>>>>>

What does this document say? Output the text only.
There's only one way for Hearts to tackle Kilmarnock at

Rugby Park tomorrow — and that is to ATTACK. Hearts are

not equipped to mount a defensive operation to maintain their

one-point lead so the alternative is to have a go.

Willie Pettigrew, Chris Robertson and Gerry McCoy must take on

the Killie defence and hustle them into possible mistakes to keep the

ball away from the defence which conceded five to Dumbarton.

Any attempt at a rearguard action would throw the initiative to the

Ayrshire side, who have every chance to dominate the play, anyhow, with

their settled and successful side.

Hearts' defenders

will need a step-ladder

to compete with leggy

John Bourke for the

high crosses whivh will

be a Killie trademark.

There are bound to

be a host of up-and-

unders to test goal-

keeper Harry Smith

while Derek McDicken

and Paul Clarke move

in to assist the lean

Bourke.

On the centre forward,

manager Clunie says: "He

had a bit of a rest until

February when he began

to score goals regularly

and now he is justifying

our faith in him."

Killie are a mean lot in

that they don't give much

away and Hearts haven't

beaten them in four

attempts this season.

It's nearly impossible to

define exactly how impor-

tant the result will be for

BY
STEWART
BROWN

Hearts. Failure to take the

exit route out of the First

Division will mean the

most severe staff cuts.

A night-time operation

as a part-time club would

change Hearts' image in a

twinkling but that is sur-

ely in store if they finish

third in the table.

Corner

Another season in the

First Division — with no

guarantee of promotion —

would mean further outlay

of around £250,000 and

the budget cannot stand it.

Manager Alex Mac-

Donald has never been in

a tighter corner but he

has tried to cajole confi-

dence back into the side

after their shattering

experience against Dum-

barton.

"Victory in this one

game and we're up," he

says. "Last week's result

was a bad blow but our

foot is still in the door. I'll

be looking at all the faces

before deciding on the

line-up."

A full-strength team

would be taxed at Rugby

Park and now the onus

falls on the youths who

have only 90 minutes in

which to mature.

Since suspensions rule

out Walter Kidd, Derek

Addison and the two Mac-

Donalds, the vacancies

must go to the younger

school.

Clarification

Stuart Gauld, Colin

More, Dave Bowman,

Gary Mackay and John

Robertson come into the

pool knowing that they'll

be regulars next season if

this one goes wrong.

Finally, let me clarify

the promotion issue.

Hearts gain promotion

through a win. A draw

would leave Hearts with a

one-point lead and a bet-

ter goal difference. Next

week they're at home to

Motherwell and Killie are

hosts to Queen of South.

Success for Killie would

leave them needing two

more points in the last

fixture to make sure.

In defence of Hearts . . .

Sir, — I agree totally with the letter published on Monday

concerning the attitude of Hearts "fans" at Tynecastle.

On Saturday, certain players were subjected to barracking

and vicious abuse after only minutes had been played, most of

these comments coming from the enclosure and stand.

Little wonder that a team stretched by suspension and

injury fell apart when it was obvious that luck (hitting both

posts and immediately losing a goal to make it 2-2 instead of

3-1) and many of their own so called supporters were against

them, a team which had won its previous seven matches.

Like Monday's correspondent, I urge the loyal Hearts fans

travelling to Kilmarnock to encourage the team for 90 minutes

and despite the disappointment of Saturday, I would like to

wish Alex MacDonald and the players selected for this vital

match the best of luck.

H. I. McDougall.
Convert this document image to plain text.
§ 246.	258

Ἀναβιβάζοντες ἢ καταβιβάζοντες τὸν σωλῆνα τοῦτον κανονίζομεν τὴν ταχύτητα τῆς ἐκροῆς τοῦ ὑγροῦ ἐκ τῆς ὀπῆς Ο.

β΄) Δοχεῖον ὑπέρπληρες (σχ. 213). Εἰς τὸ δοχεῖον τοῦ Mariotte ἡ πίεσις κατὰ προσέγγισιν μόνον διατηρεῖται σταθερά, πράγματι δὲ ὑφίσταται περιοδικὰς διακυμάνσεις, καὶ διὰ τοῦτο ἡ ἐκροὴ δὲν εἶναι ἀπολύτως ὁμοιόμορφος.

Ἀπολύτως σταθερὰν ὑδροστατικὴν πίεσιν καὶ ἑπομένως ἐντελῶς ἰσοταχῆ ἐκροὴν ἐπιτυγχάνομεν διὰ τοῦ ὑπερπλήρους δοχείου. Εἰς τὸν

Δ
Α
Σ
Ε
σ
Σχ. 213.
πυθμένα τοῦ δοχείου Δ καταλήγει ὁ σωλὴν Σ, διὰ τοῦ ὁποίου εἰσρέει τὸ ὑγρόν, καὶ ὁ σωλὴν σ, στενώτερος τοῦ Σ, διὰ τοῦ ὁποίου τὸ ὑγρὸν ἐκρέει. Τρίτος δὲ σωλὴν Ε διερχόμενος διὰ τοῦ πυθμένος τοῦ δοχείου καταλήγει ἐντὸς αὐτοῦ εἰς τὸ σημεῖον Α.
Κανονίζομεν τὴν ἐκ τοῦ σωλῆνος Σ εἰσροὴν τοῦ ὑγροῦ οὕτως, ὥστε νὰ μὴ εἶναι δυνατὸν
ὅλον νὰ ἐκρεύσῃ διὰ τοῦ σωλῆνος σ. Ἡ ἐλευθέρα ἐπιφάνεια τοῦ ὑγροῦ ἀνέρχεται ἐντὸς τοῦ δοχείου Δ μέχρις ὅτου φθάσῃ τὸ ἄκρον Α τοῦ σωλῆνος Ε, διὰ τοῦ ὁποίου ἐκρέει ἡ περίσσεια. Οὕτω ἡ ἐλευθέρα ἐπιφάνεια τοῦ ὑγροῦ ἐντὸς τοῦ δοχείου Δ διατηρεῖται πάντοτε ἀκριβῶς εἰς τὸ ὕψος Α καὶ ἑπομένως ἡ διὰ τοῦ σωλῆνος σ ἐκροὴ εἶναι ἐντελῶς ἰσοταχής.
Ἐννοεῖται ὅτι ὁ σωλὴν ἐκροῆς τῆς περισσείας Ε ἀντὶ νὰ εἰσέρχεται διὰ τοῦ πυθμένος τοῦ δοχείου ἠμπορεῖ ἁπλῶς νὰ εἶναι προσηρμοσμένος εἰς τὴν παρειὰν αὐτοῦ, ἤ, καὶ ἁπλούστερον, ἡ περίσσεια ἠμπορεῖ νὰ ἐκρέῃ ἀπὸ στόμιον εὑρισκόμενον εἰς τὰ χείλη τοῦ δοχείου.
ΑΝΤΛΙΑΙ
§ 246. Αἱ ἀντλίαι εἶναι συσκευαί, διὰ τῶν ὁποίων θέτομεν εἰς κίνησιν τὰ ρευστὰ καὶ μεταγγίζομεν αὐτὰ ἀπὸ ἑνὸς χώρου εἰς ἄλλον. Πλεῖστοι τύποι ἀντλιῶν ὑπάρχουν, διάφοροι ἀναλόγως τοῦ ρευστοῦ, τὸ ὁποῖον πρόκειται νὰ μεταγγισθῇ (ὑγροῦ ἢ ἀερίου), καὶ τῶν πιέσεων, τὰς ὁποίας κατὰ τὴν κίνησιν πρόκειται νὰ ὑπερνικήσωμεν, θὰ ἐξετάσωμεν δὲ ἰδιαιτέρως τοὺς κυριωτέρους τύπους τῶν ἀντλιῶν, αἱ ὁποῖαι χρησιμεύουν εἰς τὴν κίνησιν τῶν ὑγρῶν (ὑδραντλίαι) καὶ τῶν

<<<<<

Reproduce all the records precisely.

- **RESULT FOR THIS EXERCISE**
What does this document say? Output the text only.
There's only one way for Hearts to tackle Kilmarnock at

Rugby Park tomorrow — and that is to ATTACK. Hearts are

not equipped to mount a defensive operation to maintain their

one-point lead so the alternative is to have a go.

Willie Pettigrew, Chris Robertson and Gerry McCoy must take on

the Killie defence and hustle them into possible mistakes to keep the

ball away from the defence which conceded five to Dumbarton.

Any attempt at a rearguard action would throw the initiative to the

Ayrshire side, who have every chance to dominate the play, anyhow, with

their settled and successful side.

Hearts' defenders

will need a step-ladder

to compete with leggy

John Bourke for the

high crosses whivh will

be a Killie trademark.

There are bound to

be a host of up-and-

unders to test goal-

keeper Harry Smith

while Derek McDicken

and Paul Clarke move

in to assist the lean

Bourke.

On the centre forward,

manager Clunie says: "He

had a bit of a rest until

February when he began

to score goals regularly

and now he is justifying

our faith in him."

Killie are a mean lot in

that they don't give much

away and Hearts haven't

beaten them in four

attempts this season.

It's nearly impossible to

define exactly how impor-

tant the result will be for

BY
STEWART
BROWN

Hearts. Failure to take the

exit route out of the First

Division will mean the

most severe staff cuts.

A night-time operation

as a part-time club would

change Hearts' image in a

twinkling but that is sur-

ely in store if they finish

third in the table.

Corner

Another season in the

First Division — with no

guarantee of promotion —

would mean further outlay

of around £250,000 and

the budget cannot stand it.

Manager Alex Mac-

Donald has never been in

a tighter corner but he

has tried to cajole confi-

dence back into the side

after their shattering

experience against Dum-

barton.

"Victory in this one

game and we're up," he

says. "Last week's result

was a bad blow but our

foot is still in the door. I'll

be looking at all the faces

before deciding on the

line-up."

A full-strength team

would be taxed at Rugby

Park and now the onus

falls on the youths who

have only 90 minutes in

which to mature.

Since suspensions rule

out Walter Kidd, Derek

Addison and the two Mac-

Donalds, the vacancies

must go to the younger

school.

Clarification

Stuart Gauld, Colin

More, Dave Bowman,

Gary Mackay and John

Robertson come into the

pool knowing that they'll

be regulars next season if

this one goes wrong.

Finally, let me clarify

the promotion issue.

Hearts gain promotion

through a win. A draw

would leave Hearts with a

one-point lead and a bet-

ter goal difference. Next

week they're at home to

Motherwell and Killie are

hosts to Queen of South.

Success for Killie would

leave them needing two

more points in the last

fixture to make sure.

In defence of Hearts . . .

Sir, — I agree totally with the letter published on Monday

concerning the attitude of Hearts "fans" at Tynecastle.

On Saturday, certain players were subjected to barracking

and vicious abuse after only minutes had been played, most of

these comments coming from the enclosure and stand.

Little wonder that a team stretched by suspension and

injury fell apart when it was obvious that luck (hitting both

posts and immediately losing a goal to make it 2-2 instead of

3-1) and many of their own so called supporters were against

them, a team which had won its previous seven matches.

Like Monday's correspondent, I urge the loyal Hearts fans

travelling to Kilmarnock to encourage the team for 90 minutes

and despite the disappointment of Saturday, I would like to

wish Alex MacDonald and the players selected for this vital

match the best of luck.

H. I. McDougall.
Convert this document image to plain text.
§ 246.	258

Ἀναβιβάζοντες ἢ καταβιβάζοντες τὸν σωλῆνα τοῦτον κανονίζομεν τὴν ταχύτητα τῆς ἐκροῆς τοῦ ὑγροῦ ἐκ τῆς ὀπῆς Ο.

β΄) Δοχεῖον ὑπέρπληρες (σχ. 213). Εἰς τὸ δοχεῖον τοῦ Mariotte ἡ πίεσις κατὰ προσέγγισιν μόνον διατηρεῖται σταθερά, πράγματι δὲ ὑφίσταται περιοδικὰς διακυμάνσεις, καὶ διὰ τοῦτο ἡ ἐκροὴ δὲν εἶναι ἀπολύτως ὁμοιόμορφος.

Ἀπολύτως σταθερὰν ὑδροστατικὴν πίεσιν καὶ ἑπομένως ἐντελῶς ἰσοταχῆ ἐκροὴν ἐπιτυγχάνομεν διὰ τοῦ ὑπερπλήρους δοχείου. Εἰς τὸν

Δ
Α
Σ
Ε
σ
Σχ. 213.
πυθμένα τοῦ δοχείου Δ καταλήγει ὁ σωλὴν Σ, διὰ τοῦ ὁποίου εἰσρέει τὸ ὑγρόν, καὶ ὁ σωλὴν σ, στενώτερος τοῦ Σ, διὰ τοῦ ὁποίου τὸ ὑγρὸν ἐκρέει. Τρίτος δὲ σωλὴν Ε διερχόμενος διὰ τοῦ πυθμένος τοῦ δοχείου καταλήγει ἐντὸς αὐτοῦ εἰς τὸ σημεῖον Α.
Κανονίζομεν τὴν ἐκ τοῦ σωλῆνος Σ εἰσροὴν τοῦ ὑγροῦ οὕτως, ὥστε νὰ μὴ εἶναι δυνατὸν
ὅλον νὰ ἐκρεύσῃ διὰ τοῦ σωλῆνος σ. Ἡ ἐλευθέρα ἐπιφάνεια τοῦ ὑγροῦ ἀνέρχεται ἐντὸς τοῦ δοχείου Δ μέχρις ὅτου φθάσῃ τὸ ἄκρον Α τοῦ σωλῆνος Ε, διὰ τοῦ ὁποίου ἐκρέει ἡ περίσσεια. Οὕτω ἡ ἐλευθέρα ἐπιφάνεια τοῦ ὑγροῦ ἐντὸς τοῦ δοχείου Δ διατηρεῖται πάντοτε ἀκριβῶς εἰς τὸ ὕψος Α καὶ ἑπομένως ἡ διὰ τοῦ σωλῆνος σ ἐκροὴ εἶναι ἐντελῶς ἰσοταχής.
Ἐννοεῖται ὅτι ὁ σωλὴν ἐκροῆς τῆς περισσείας Ε ἀντὶ νὰ εἰσέρχεται διὰ τοῦ πυθμένος τοῦ δοχείου ἠμπορεῖ ἁπλῶς νὰ εἶναι προσηρμοσμένος εἰς τὴν παρειὰν αὐτοῦ, ἤ, καὶ ἁπλούστερον, ἡ περίσσεια ἠμπορεῖ νὰ ἐκρέῃ ἀπὸ στόμιον εὑρισκόμενον εἰς τὰ χείλη τοῦ δοχείου.
ΑΝΤΛΙΑΙ
§ 246. Αἱ ἀντλίαι εἶναι συσκευαί, διὰ τῶν ὁποίων θέτομεν εἰς κίνησιν τὰ ρευστὰ καὶ μεταγγίζομεν αὐτὰ ἀπὸ ἑνὸς χώρου εἰς ἄλλον. Πλεῖστοι τύποι ἀντλιῶν ὑπάρχουν, διάφοροι ἀναλόγως τοῦ ρευστοῦ, τὸ ὁποῖον πρόκειται νὰ μεταγγισθῇ (ὑγροῦ ἢ ἀερίου), καὶ τῶν πιέσεων, τὰς ὁποίας κατὰ τὴν κίνησιν πρόκειται νὰ ὑπερνικήσωμεν, θὰ ἐξετάσωμεν δὲ ἰδιαιτέρως τοὺς κυριωτέρους τύπους τῶν ἀντλιῶν, αἱ ὁποῖαι χρησιμεύουν εἰς τὴν κίνησιν τῶν ὑγρῶν (ὑδραντλίαι) καὶ τῶν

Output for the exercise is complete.